_DIRECTIVE_
Find the string "color" in the entries and copy each line that has it.

_GIVEN INFORMATION_
# # #
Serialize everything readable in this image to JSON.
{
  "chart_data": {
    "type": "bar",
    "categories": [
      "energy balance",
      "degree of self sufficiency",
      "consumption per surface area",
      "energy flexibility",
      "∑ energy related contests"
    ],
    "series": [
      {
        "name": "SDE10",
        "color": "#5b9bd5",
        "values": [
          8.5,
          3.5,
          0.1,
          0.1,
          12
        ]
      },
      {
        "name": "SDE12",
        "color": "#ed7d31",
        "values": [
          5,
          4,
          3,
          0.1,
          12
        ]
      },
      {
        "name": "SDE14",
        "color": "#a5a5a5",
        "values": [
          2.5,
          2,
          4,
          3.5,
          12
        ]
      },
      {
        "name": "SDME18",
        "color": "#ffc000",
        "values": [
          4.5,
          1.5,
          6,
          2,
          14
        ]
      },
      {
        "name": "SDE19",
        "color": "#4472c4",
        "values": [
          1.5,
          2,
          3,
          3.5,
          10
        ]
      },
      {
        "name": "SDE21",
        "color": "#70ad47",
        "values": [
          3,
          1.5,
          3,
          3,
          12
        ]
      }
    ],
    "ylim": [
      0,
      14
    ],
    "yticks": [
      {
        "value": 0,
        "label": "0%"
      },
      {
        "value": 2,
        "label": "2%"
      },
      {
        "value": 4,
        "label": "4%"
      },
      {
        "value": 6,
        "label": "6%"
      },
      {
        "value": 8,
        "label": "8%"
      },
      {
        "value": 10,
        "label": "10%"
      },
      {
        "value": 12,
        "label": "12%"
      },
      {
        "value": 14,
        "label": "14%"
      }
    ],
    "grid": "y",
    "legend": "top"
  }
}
# # #
_EXERCISE ANSWER_
        "color": "#5b9bd5",
        "color": "#ed7d31",
        "color": "#a5a5a5",
        "color": "#ffc000",
        "color": "#4472c4",
        "color": "#70ad47",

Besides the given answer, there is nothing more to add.